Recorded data
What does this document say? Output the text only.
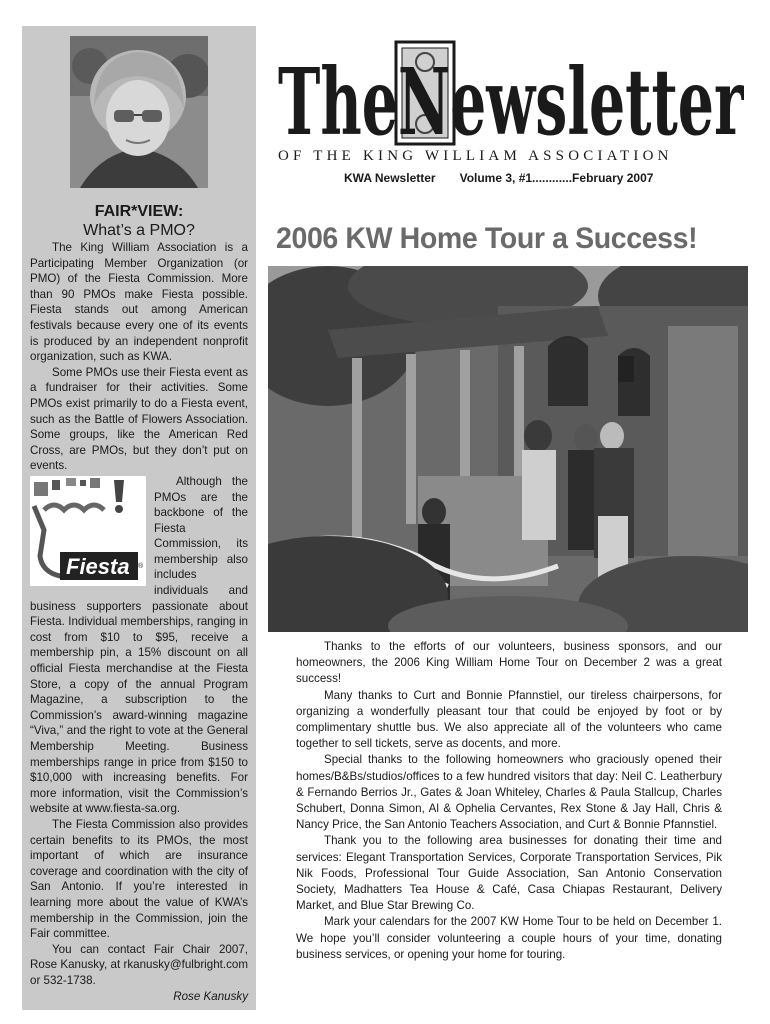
FAIR*VIEW:
What’s a PMO?

The King William Association is a Participating Member Organization (or PMO) of the Fiesta Commission. More than 90 PMOs make Fiesta possible. Fiesta stands out among American festivals because every one of its events is produced by an independent nonprofit organization, such as KWA.

Some PMOs use their Fiesta event as a fundraiser for their activities. Some PMOs exist primarily to do a Fiesta event, such as the Battle of Flowers Association. Some groups, like the American Red Cross, are PMOs, but they don’t put on events.

Fiesta ®

Although the PMOs are the backbone of the Fiesta Commission, its membership also includes individuals and business supporters passionate about Fiesta. Individual memberships, ranging in cost from $10 to $95, receive a membership pin, a 15% discount on all official Fiesta merchandise at the Fiesta Store, a copy of the annual Program Magazine, a subscription to the Commission’s award-winning magazine “Viva,” and the right to vote at the General Membership Meeting. Business memberships range in price from $150 to $10,000 with increasing benefits. For more information, visit the Commission’s website at www.fiesta-sa.org.

The Fiesta Commission also provides certain benefits to its PMOs, the most important of which are insurance coverage and coordination with the city of San Antonio. If you’re interested in learning more about the value of KWA’s membership in the Commission, join the Fair committee.

You can contact Fair Chair 2007, Rose Kanusky, at rkanusky@fulbright.com or 532-1738.

Rose Kanusky

TheNewsletter
OF THE KING WILLIAM ASSOCIATION
KWA Newsletter Volume 3, #1............February 2007
2006 KW Home Tour a Success!

Thanks to the efforts of our volunteers, business sponsors, and our homeowners, the 2006 King William Home Tour on December 2 was a great success!

Many thanks to Curt and Bonnie Pfannstiel, our tireless chairpersons, for organizing a wonderfully pleasant tour that could be enjoyed by foot or by complimentary shuttle bus. We also appreciate all of the volunteers who came together to sell tickets, serve as docents, and more.

Special thanks to the following homeowners who graciously opened their homes/B&Bs/studios/offices to a few hundred visitors that day: Neil C. Leatherbury & Fernando Berrios Jr., Gates & Joan Whiteley, Charles & Paula Stallcup, Charles Schubert, Donna Simon, Al & Ophelia Cervantes, Rex Stone & Jay Hall, Chris & Nancy Price, the San Antonio Teachers Association, and Curt & Bonnie Pfannstiel.

Thank you to the following area businesses for donating their time and services: Elegant Transportation Services, Corporate Transportation Services, Pik Nik Foods, Professional Tour Guide Association, San Antonio Conservation Society, Madhatters Tea House & Café, Casa Chiapas Restaurant, Delivery Market, and Blue Star Brewing Co.

Mark your calendars for the 2007 KW Home Tour to be held on December 1. We hope you’ll consider volunteering a couple hours of your time, donating business services, or opening your home for touring.
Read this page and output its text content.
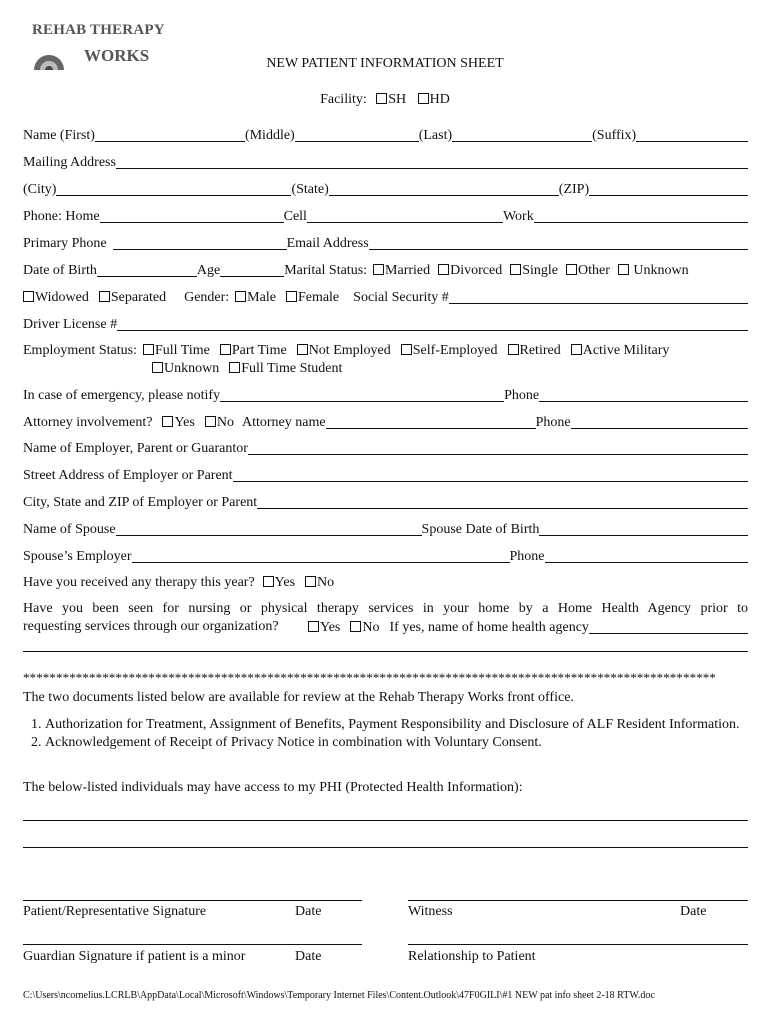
REHAB THERAPY
WORKS	NEW PATIENT INFORMATION SHEET
Facility: SH HD
Name (First)	(Middle)	(Last)	(Suffix)
Mailing Address
(City)	(State)	(ZIP)
Phone: Home	Cell	Work
Primary Phone	Email Address
Date of Birth	Age	Marital Status:	Married	Divorced	Single	Other	Unknown
Widowed	Separated Gender:	Male	Female Social Security #
Driver License #
Employment Status:	Full Time	Part Time	Not Employed	Self-Employed	Retired	Active Military
Unknown	Full Time Student
In case of emergency, please notify	Phone
Attorney involvement?	Yes	No Attorney name	Phone
Name of Employer, Parent or Guarantor
Street Address of Employer or Parent
City, State and ZIP of Employer or Parent
Name of Spouse	Spouse Date of Birth
Spouse’s Employer	Phone
Have you received any therapy this year?	Yes	No
Have you been seen for nursing or physical therapy services in your home by a Home Health Agency prior to
Yes	No If yes, name of home health agency
requesting services through our organization?
*********************************************************************************************************
The two documents listed below are available for review at the Rehab Therapy Works front office.
1. Authorization for Treatment, Assignment of Benefits, Payment Responsibility and Disclosure of ALF Resident Information.
2. Acknowledgement of Receipt of Privacy Notice in combination with Voluntary Consent.
The below-listed individuals may have access to my PHI (Protected Health Information):
Patient/Representative Signature	Date	Witness	Date
Guardian Signature if patient is a minor	Date	Relationship to Patient
C:\Users\ncornelius.LCRLB\AppData\Local\Microsoft\Windows\Temporary Internet Files\Content.Outlook\47F0GILI\#1 NEW pat info sheet 2-18 RTW.doc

● **Challenge**: For the listing above, identify each line bearing "Rose".

● **The completed task**:
You can contact Fair Chair 2007, Rose Kanusky, at rkanusky@fulbright.com or 532-1738.
Rose Kanusky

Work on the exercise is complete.